***** INPUT FOR THIS TASK

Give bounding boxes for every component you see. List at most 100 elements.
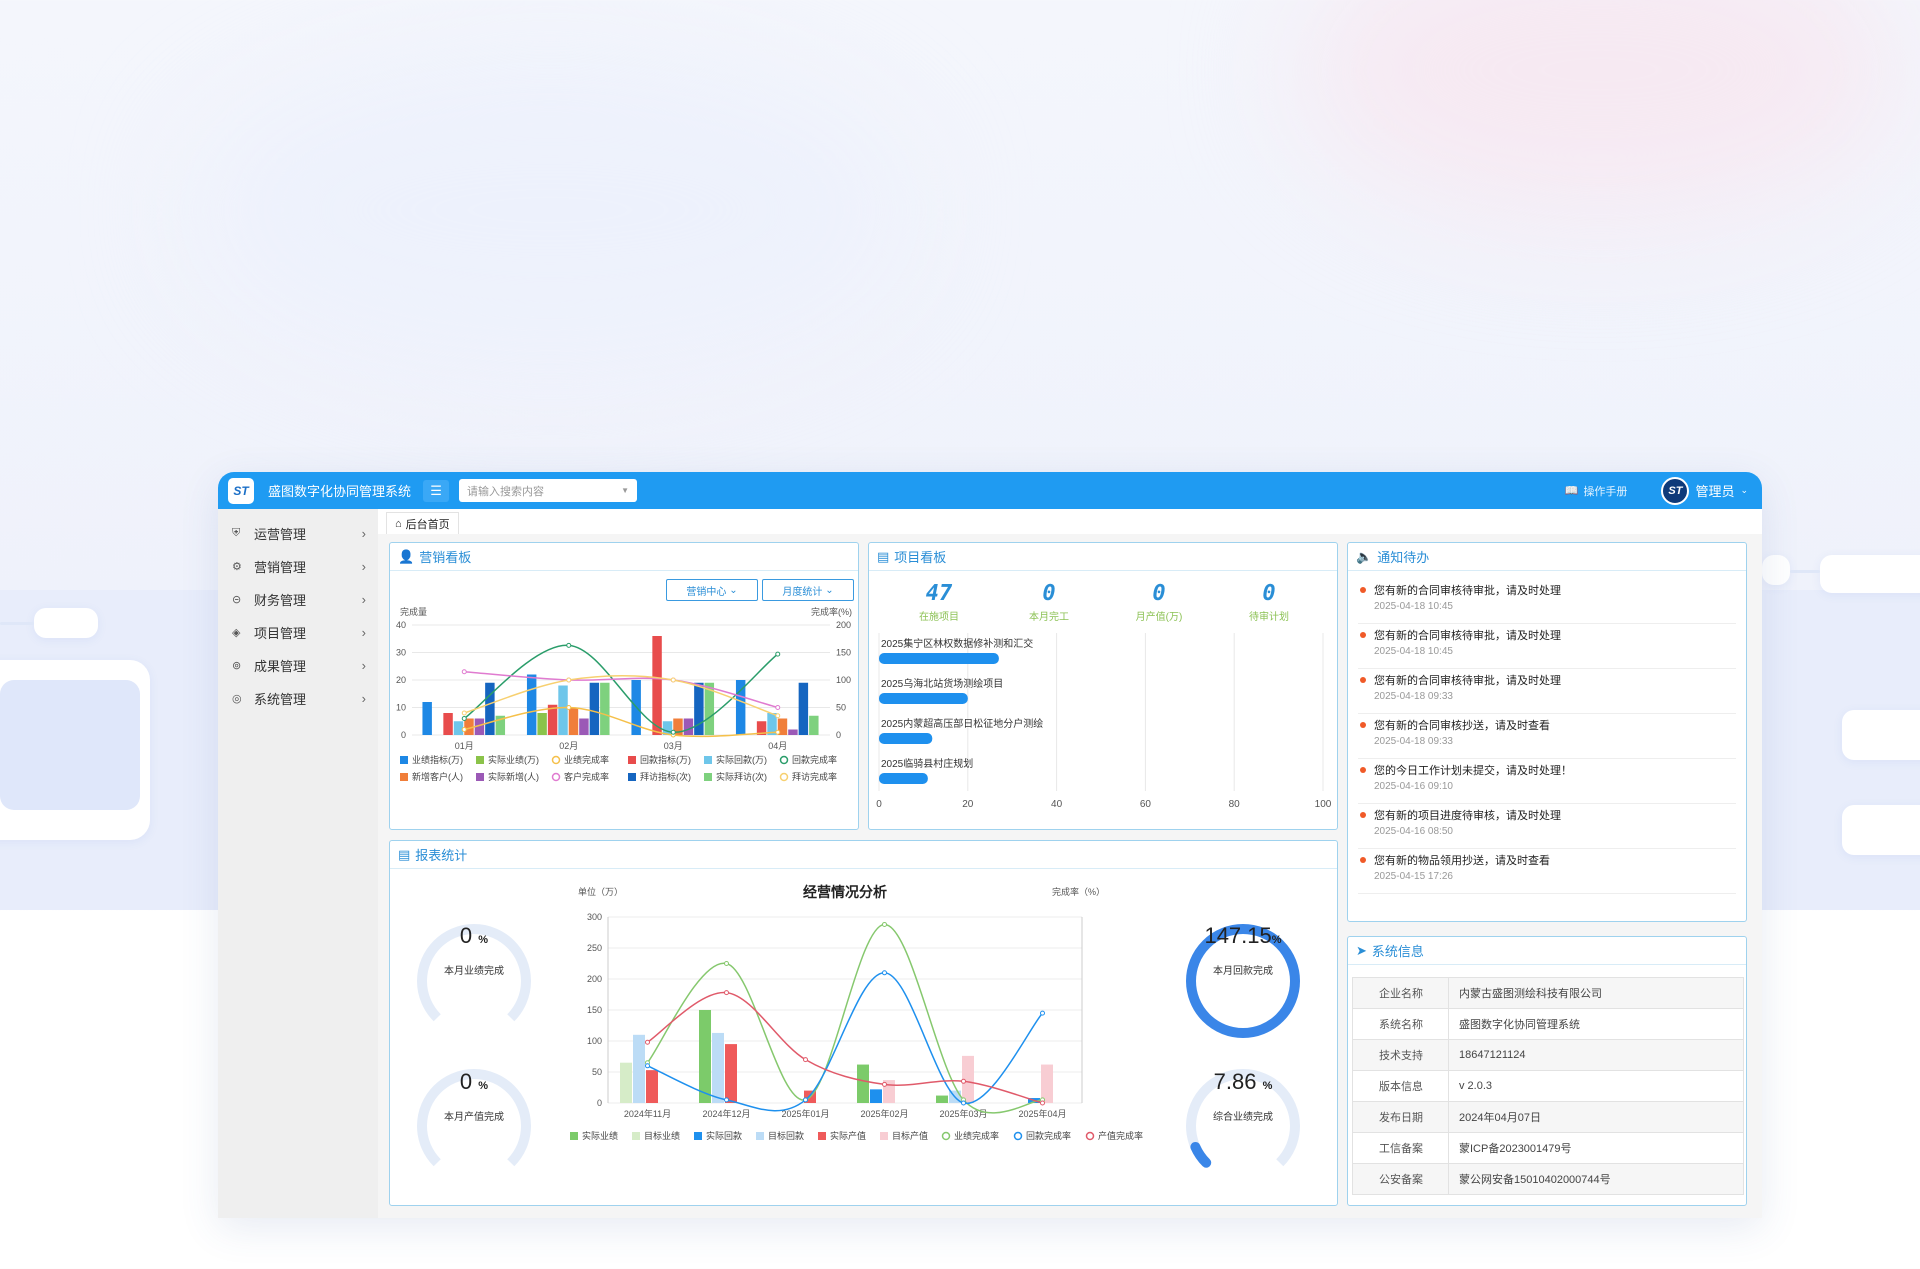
chart-bar — [620, 1062, 632, 1103]
chart-bar — [683, 718, 694, 735]
notice-item[interactable]: 您有新的物品领用抄送，请及时查看 2025-04-15 17:26 — [1358, 849, 1736, 894]
book-icon: 📖 — [1564, 485, 1579, 497]
marketing-panel: 👤 营销看板 营销中心 ⌄ 月度统计 ⌄ 完成量 完成率(%) 0 0 10 50 20 100… — [389, 542, 859, 830]
panel-title-text: 报表统计 — [415, 848, 468, 863]
chart-point — [645, 1063, 650, 1069]
legend-swatch — [704, 773, 712, 781]
chevron-right-icon: › — [361, 625, 366, 640]
info-key: 企业名称 — [1352, 977, 1449, 1009]
chart-bar — [589, 682, 600, 735]
x-tick-label: 2025年04月 — [1018, 1108, 1066, 1119]
legend-label: 目标回款 — [768, 1130, 804, 1141]
unread-dot-icon — [1360, 677, 1366, 683]
gauge-label: 本月业绩完成 — [444, 966, 504, 977]
chart-bar — [725, 1044, 737, 1103]
chart-point — [724, 961, 729, 966]
deco-line — [0, 622, 34, 625]
period-select[interactable]: 月度统计 ⌄ — [762, 579, 854, 601]
table-row: 版本信息 v 2.0.3 — [1352, 1070, 1744, 1102]
chart-bar — [652, 636, 662, 735]
sidebar-item-finance[interactable]: ⊝ 财务管理 › — [218, 583, 378, 616]
tab-label: 后台首页 — [405, 518, 450, 531]
progress-bar — [879, 773, 928, 784]
y-axis-label: 单位（万） — [578, 886, 623, 897]
y2-axis-label: 完成率(%) — [811, 606, 852, 617]
chevron-right-icon: › — [361, 658, 366, 673]
table-row: 工信备案 蒙ICP备2023001479号 — [1352, 1132, 1744, 1164]
notice-item[interactable]: 您的今日工作计划未提交，请及时处理！ 2025-04-16 09:10 — [1358, 759, 1736, 804]
unread-dot-icon — [1360, 632, 1366, 638]
search-input[interactable]: 请输入搜索内容 ▼ — [459, 479, 638, 502]
user-menu[interactable]: ST 管理员 ⌄ — [1661, 476, 1748, 505]
gauge-number: 0 — [459, 923, 473, 948]
chart-point — [775, 713, 781, 719]
table-row: 发布日期 2024年04月07日 — [1352, 1101, 1744, 1133]
coin-icon: ⊝ — [232, 594, 242, 606]
info-key: 工信备案 — [1352, 1132, 1449, 1164]
legend-swatch — [779, 755, 789, 765]
x-tick-label: 40 — [1051, 799, 1063, 810]
x-tick-label: 60 — [1140, 799, 1152, 810]
gauge-value: 0 % — [419, 923, 529, 949]
deco-bar — [1842, 710, 1920, 760]
chart-bar — [788, 729, 798, 735]
y2-tick-label: 200 — [836, 620, 851, 630]
sidebar-item-label: 成果管理 — [254, 659, 307, 674]
legend-label: 回款指标(万) — [640, 754, 691, 765]
sidebar-item-marketing[interactable]: ⚙ 营销管理 › — [218, 550, 378, 583]
tab-home[interactable]: ⌂ 后台首页 — [386, 512, 459, 534]
panel-title: 👤 营销看板 — [390, 543, 858, 571]
bar-label: 2025临骑县村庄规划 — [881, 757, 973, 770]
stat-value: 47 — [925, 581, 953, 606]
user-name: 管理员 — [1695, 484, 1735, 499]
chart-bar — [443, 713, 453, 735]
info-value: v 2.0.3 — [1448, 1070, 1744, 1102]
x-tick-label: 0 — [876, 799, 882, 810]
sidebar-item-system[interactable]: ◎ 系统管理 › — [218, 682, 378, 715]
notice-item[interactable]: 您有新的合同审核待审批，请及时处理 2025-04-18 10:45 — [1358, 624, 1736, 669]
panel-title: ➤ 系统信息 — [1348, 937, 1746, 965]
menu-toggle-icon[interactable]: ☰ — [423, 479, 450, 502]
gauge-number: 147.15 — [1204, 923, 1272, 948]
layers-icon: ◈ — [232, 627, 241, 639]
stat-value: 0 — [1152, 581, 1166, 606]
marketing-center-select[interactable]: 营销中心 ⌄ — [666, 579, 758, 601]
sidebar-item-results[interactable]: ⊚ 成果管理 › — [218, 649, 378, 682]
chart-point — [461, 669, 467, 675]
progress-bar — [879, 733, 933, 744]
stat-label: 待审计划 — [1249, 612, 1289, 623]
gauge-unit: % — [478, 934, 489, 946]
legend-label: 目标业绩 — [644, 1130, 680, 1141]
chart-bar — [857, 1064, 869, 1103]
legend-swatch — [476, 756, 484, 764]
notice-item[interactable]: 您有新的合同审核待审批，请及时处理 2025-04-18 10:45 — [1358, 579, 1736, 624]
x-tick-label: 80 — [1229, 799, 1241, 810]
info-key: 发布日期 — [1352, 1101, 1449, 1133]
legend-label: 业绩指标(万) — [412, 754, 463, 765]
gauge-unit: % — [478, 1080, 489, 1092]
chart-point — [882, 921, 887, 927]
sidebar-item-label: 系统管理 — [254, 692, 307, 707]
notice-text: 您的今日工作计划未提交，请及时处理！ — [1374, 765, 1572, 777]
manual-link[interactable]: 📖 操作手册 — [1565, 483, 1628, 499]
legend-swatch — [880, 1132, 888, 1140]
progress-bar — [879, 653, 999, 664]
notice-date: 2025-04-16 09:10 — [1374, 781, 1453, 792]
chart-bar — [694, 682, 704, 735]
legend-swatch — [632, 1132, 640, 1140]
notice-item[interactable]: 您有新的合同审核抄送，请及时查看 2025-04-18 09:33 — [1358, 714, 1736, 759]
y2-tick-label: 100 — [836, 675, 851, 685]
notice-item[interactable]: 您有新的合同审核待审批，请及时处理 2025-04-18 09:33 — [1358, 669, 1736, 714]
legend-label: 拜访完成率 — [792, 771, 837, 782]
gauge-label: 本月回款完成 — [1213, 966, 1273, 977]
chevron-down-icon: ⌄ — [825, 584, 834, 596]
sidebar-item-operations[interactable]: ⛨ 运营管理 › — [218, 517, 378, 550]
y-tick-label: 200 — [587, 974, 602, 984]
notice-item[interactable]: 您有新的项目进度待审核，请及时处理 2025-04-16 08:50 — [1358, 804, 1736, 849]
y-tick-label: 150 — [587, 1005, 602, 1015]
y-tick-label: 250 — [587, 943, 602, 953]
deco-image-icon — [0, 680, 140, 810]
x-tick-label: 2025年01月 — [781, 1108, 829, 1119]
x-tick-label: 20 — [962, 799, 974, 810]
sidebar-item-projects[interactable]: ◈ 项目管理 › — [218, 616, 378, 649]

**********

_WHAT IS EXPECTED_
Copy all of the rows above word for word, leaving out the pictures.

_EXERCISE ANSWER_
Give bounding boxes for every component you see. List at most 100 elements.
chart-bar — [620, 1062, 632, 1103]
chart-bar — [683, 718, 694, 735]
notice-item[interactable]: 您有新的物品领用抄送，请及时查看 2025-04-15 17:26 — [1358, 849, 1736, 894]
book-icon: 📖 — [1564, 485, 1579, 497]
marketing-panel: 👤 营销看板 营销中心 ⌄ 月度统计 ⌄ 完成量 完成率(%) 0 0 10 50 20 100… — [389, 542, 859, 830]
panel-title-text: 报表统计 — [415, 848, 468, 863]
chart-point — [645, 1063, 650, 1069]
legend-swatch — [704, 773, 712, 781]
chevron-right-icon: › — [361, 625, 366, 640]
info-key: 企业名称 — [1352, 977, 1449, 1009]
chart-bar — [589, 682, 600, 735]
x-tick-label: 2025年04月 — [1018, 1108, 1066, 1119]
legend-label: 目标回款 — [768, 1130, 804, 1141]
unread-dot-icon — [1360, 677, 1366, 683]
gauge-label: 本月业绩完成 — [444, 966, 504, 977]
chart-bar — [725, 1044, 737, 1103]
chart-point — [724, 961, 729, 966]
deco-line — [0, 622, 34, 625]
period-select[interactable]: 月度统计 ⌄ — [762, 579, 854, 601]
table-row: 版本信息 v 2.0.3 — [1352, 1070, 1744, 1102]
chart-bar — [652, 636, 662, 735]
sidebar-item-finance[interactable]: ⊝ 财务管理 › — [218, 583, 378, 616]
tab-label: 后台首页 — [405, 518, 450, 531]
progress-bar — [879, 773, 928, 784]
y-axis-label: 单位（万） — [578, 886, 623, 897]
y2-axis-label: 完成率(%) — [811, 606, 852, 617]
chevron-right-icon: › — [361, 658, 366, 673]
table-row: 工信备案 蒙ICP备2023001479号 — [1352, 1132, 1744, 1164]
notice-item[interactable]: 您的今日工作计划未提交，请及时处理！ 2025-04-16 09:10 — [1358, 759, 1736, 804]
unread-dot-icon — [1360, 632, 1366, 638]
search-input[interactable]: 请输入搜索内容 ▼ — [459, 479, 638, 502]
user-menu[interactable]: ST 管理员 ⌄ — [1661, 476, 1748, 505]
gauge-number: 0 — [459, 923, 473, 948]
chart-point — [775, 713, 781, 719]
table-row: 发布日期 2024年04月07日 — [1352, 1101, 1744, 1133]
coin-icon: ⊝ — [232, 594, 242, 606]
info-key: 工信备案 — [1352, 1132, 1449, 1164]
legend-swatch — [779, 755, 789, 765]
x-tick-label: 40 — [1051, 799, 1063, 810]
x-tick-label: 60 — [1140, 799, 1152, 810]
gauge-value: 0 % — [419, 923, 529, 949]
deco-bar — [1842, 710, 1920, 760]
chart-bar — [788, 729, 798, 735]
y2-tick-label: 200 — [836, 620, 851, 630]
sidebar-item-label: 成果管理 — [254, 659, 307, 674]
legend-label: 回款指标(万) — [640, 754, 691, 765]
sidebar-item-marketing[interactable]: ⚙ 营销管理 › — [218, 550, 378, 583]
tab-home[interactable]: ⌂ 后台首页 — [386, 512, 459, 534]
panel-title: 👤 营销看板 — [390, 543, 858, 571]
bar-label: 2025临骑县村庄规划 — [881, 757, 973, 770]
stat-value: 47 — [925, 581, 953, 606]
user-name: 管理员 — [1695, 484, 1735, 499]
chart-bar — [443, 713, 453, 735]
info-value: v 2.0.3 — [1448, 1070, 1744, 1102]
x-tick-label: 0 — [876, 799, 882, 810]
sidebar-item-system[interactable]: ◎ 系统管理 › — [218, 682, 378, 715]
notice-item[interactable]: 您有新的合同审核待审批，请及时处理 2025-04-18 10:45 — [1358, 624, 1736, 669]
panel-title: ➤ 系统信息 — [1348, 937, 1746, 965]
menu-toggle-icon[interactable]: ☰ — [423, 479, 450, 502]
gauge-number: 147.15 — [1204, 923, 1272, 948]
layers-icon: ◈ — [232, 627, 241, 639]
stat-value: 0 — [1152, 581, 1166, 606]
marketing-center-select[interactable]: 营销中心 ⌄ — [666, 579, 758, 601]
sidebar-item-results[interactable]: ⊚ 成果管理 › — [218, 649, 378, 682]
chart-point — [461, 669, 467, 675]
progress-bar — [879, 733, 933, 744]
stat-label: 待审计划 — [1249, 612, 1289, 623]
gauge-unit: % — [478, 934, 489, 946]
legend-label: 目标业绩 — [644, 1130, 680, 1141]
chart-bar — [857, 1064, 869, 1103]
legend-swatch — [476, 756, 484, 764]
notice-item[interactable]: 您有新的合同审核待审批，请及时处理 2025-04-18 10:45 — [1358, 579, 1736, 624]
x-tick-label: 80 — [1229, 799, 1241, 810]
info-key: 发布日期 — [1352, 1101, 1449, 1133]
legend-label: 业绩指标(万) — [412, 754, 463, 765]
gauge-unit: % — [478, 1080, 489, 1092]
chart-point — [882, 921, 887, 927]
sidebar-item-label: 系统管理 — [254, 692, 307, 707]
notice-text: 您的今日工作计划未提交，请及时处理！ — [1374, 765, 1572, 777]
manual-link[interactable]: 📖 操作手册 — [1565, 483, 1628, 499]
legend-swatch — [880, 1132, 888, 1140]
progress-bar — [879, 653, 999, 664]
notice-date: 2025-04-16 09:10 — [1374, 781, 1453, 792]
chart-bar — [694, 682, 704, 735]
legend-swatch — [632, 1132, 640, 1140]
notice-item[interactable]: 您有新的合同审核抄送，请及时查看 2025-04-18 09:33 — [1358, 714, 1736, 759]
y2-tick-label: 100 — [836, 675, 851, 685]
notice-item[interactable]: 您有新的合同审核待审批，请及时处理 2025-04-18 09:33 — [1358, 669, 1736, 714]
legend-label: 拜访完成率 — [792, 771, 837, 782]
gauge-label: 本月回款完成 — [1213, 966, 1273, 977]
chevron-down-icon: ⌄ — [825, 584, 834, 596]
sidebar-item-operations[interactable]: ⛨ 运营管理 › — [218, 517, 378, 550]
y-tick-label: 200 — [587, 974, 602, 984]
notice-item[interactable]: 您有新的项目进度待审核，请及时处理 2025-04-16 08:50 — [1358, 804, 1736, 849]
y-tick-label: 150 — [587, 1005, 602, 1015]
y-tick-label: 250 — [587, 943, 602, 953]
deco-image-icon — [0, 680, 140, 810]
x-tick-label: 2025年01月 — [781, 1108, 829, 1119]
x-tick-label: 20 — [962, 799, 974, 810]
sidebar-item-projects[interactable]: ◈ 项目管理 › — [218, 616, 378, 649]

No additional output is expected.